Data tied to figure images:
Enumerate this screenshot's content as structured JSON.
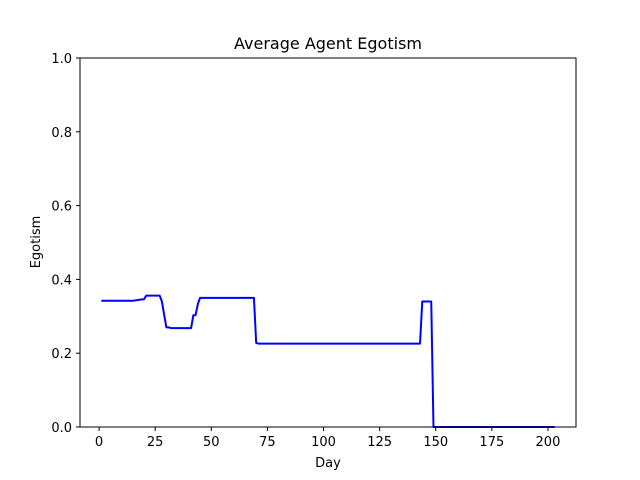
{
  "chart_data": {
    "type": "line",
    "title": "Average Agent Egotism",
    "xlabel": "Day",
    "ylabel": "Egotism",
    "xlim": [
      -8.5,
      212.5
    ],
    "ylim": [
      0.0,
      1.0
    ],
    "xticks": [
      0,
      25,
      50,
      75,
      100,
      125,
      150,
      175,
      200
    ],
    "yticks": [
      0.0,
      0.2,
      0.4,
      0.6,
      0.8,
      1.0
    ],
    "xtick_labels": [
      "0",
      "25",
      "50",
      "75",
      "100",
      "125",
      "150",
      "175",
      "200"
    ],
    "ytick_labels": [
      "0.0",
      "0.2",
      "0.4",
      "0.6",
      "0.8",
      "1.0"
    ],
    "grid": false,
    "legend": "none",
    "series": [
      {
        "color": "#0000ff",
        "x": [
          1,
          15,
          19,
          20,
          21,
          27,
          28,
          29,
          30,
          31,
          32,
          41,
          42,
          43,
          44,
          45,
          46,
          69,
          70,
          71,
          143,
          144,
          148,
          149,
          150,
          203
        ],
        "y": [
          0.342,
          0.342,
          0.346,
          0.346,
          0.356,
          0.356,
          0.34,
          0.304,
          0.27,
          0.27,
          0.268,
          0.268,
          0.303,
          0.303,
          0.333,
          0.35,
          0.35,
          0.35,
          0.228,
          0.226,
          0.226,
          0.34,
          0.34,
          0.0,
          0.0,
          0.0
        ]
      }
    ]
  }
}
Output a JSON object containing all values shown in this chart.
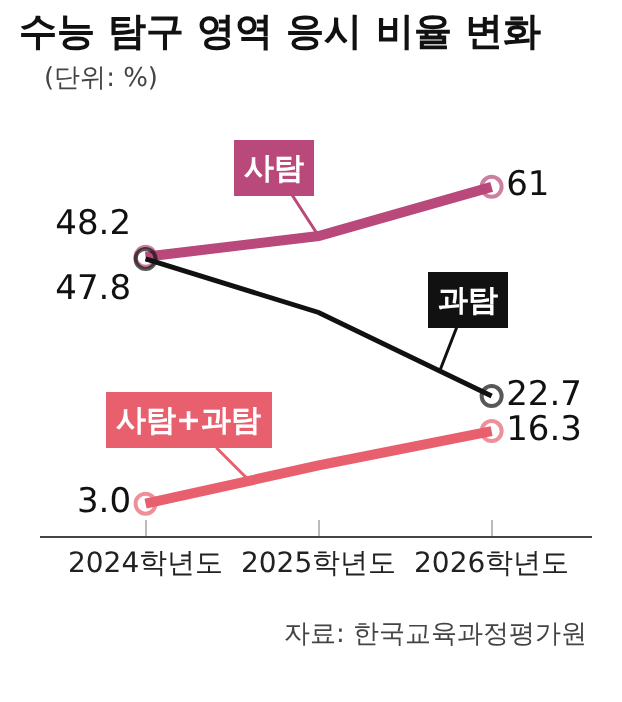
{
  "chart_data": {
    "type": "line",
    "title": "수능 탐구 영역 응시 비율 변화",
    "subtitle": "(단위: %)",
    "categories": [
      "2024학년도",
      "2025학년도",
      "2026학년도"
    ],
    "series": [
      {
        "name": "사탐",
        "color": "#b8497a",
        "values": [
          48.2,
          52,
          61
        ],
        "value_labels": [
          "48.2",
          null,
          "61"
        ]
      },
      {
        "name": "과탐",
        "color": "#111111",
        "values": [
          47.8,
          38,
          22.7
        ],
        "value_labels": [
          "47.8",
          null,
          "22.7"
        ]
      },
      {
        "name": "사탐+과탐",
        "color": "#e8606e",
        "values": [
          3.0,
          10,
          16.3
        ],
        "value_labels": [
          "3.0",
          null,
          "16.3"
        ]
      }
    ],
    "annotations": [
      "자료: 한국교육과정평가원"
    ],
    "tick_labels": "x",
    "legend": false,
    "marker": "circle",
    "line_style": "solid"
  }
}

Short task:
Output the entries above exactly. Drop the pictures.

Reply:
Enumerate this screenshot's content as structured JSON.
{
  "chart_data": {
    "type": "line",
    "title": "Average Agent Egotism",
    "xlabel": "Day",
    "ylabel": "Egotism",
    "xlim": [
      -8.5,
      212.5
    ],
    "ylim": [
      0.0,
      1.0
    ],
    "xticks": [
      0,
      25,
      50,
      75,
      100,
      125,
      150,
      175,
      200
    ],
    "yticks": [
      0.0,
      0.2,
      0.4,
      0.6,
      0.8,
      1.0
    ],
    "xtick_labels": [
      "0",
      "25",
      "50",
      "75",
      "100",
      "125",
      "150",
      "175",
      "200"
    ],
    "ytick_labels": [
      "0.0",
      "0.2",
      "0.4",
      "0.6",
      "0.8",
      "1.0"
    ],
    "grid": false,
    "legend": "none",
    "series": [
      {
        "color": "#0000ff",
        "x": [
          1,
          15,
          19,
          20,
          21,
          27,
          28,
          29,
          30,
          31,
          32,
          41,
          42,
          43,
          44,
          45,
          46,
          69,
          70,
          71,
          143,
          144,
          148,
          149,
          150,
          203
        ],
        "y": [
          0.342,
          0.342,
          0.346,
          0.346,
          0.356,
          0.356,
          0.34,
          0.304,
          0.27,
          0.27,
          0.268,
          0.268,
          0.303,
          0.303,
          0.333,
          0.35,
          0.35,
          0.35,
          0.228,
          0.226,
          0.226,
          0.34,
          0.34,
          0.0,
          0.0,
          0.0
        ]
      }
    ]
  }
}
Output a JSON object containing all values shown in this chart.
{
  "chart_data": {
    "type": "line",
    "title": "수능 탐구 영역 응시 비율 변화",
    "subtitle": "(단위: %)",
    "categories": [
      "2024학년도",
      "2025학년도",
      "2026학년도"
    ],
    "series": [
      {
        "name": "사탐",
        "color": "#b8497a",
        "values": [
          48.2,
          52,
          61
        ],
        "value_labels": [
          "48.2",
          null,
          "61"
        ]
      },
      {
        "name": "과탐",
        "color": "#111111",
        "values": [
          47.8,
          38,
          22.7
        ],
        "value_labels": [
          "47.8",
          null,
          "22.7"
        ]
      },
      {
        "name": "사탐+과탐",
        "color": "#e8606e",
        "values": [
          3.0,
          10,
          16.3
        ],
        "value_labels": [
          "3.0",
          null,
          "16.3"
        ]
      }
    ],
    "annotations": [
      "자료: 한국교육과정평가원"
    ],
    "tick_labels": "x",
    "legend": false,
    "marker": "circle",
    "line_style": "solid"
  }
}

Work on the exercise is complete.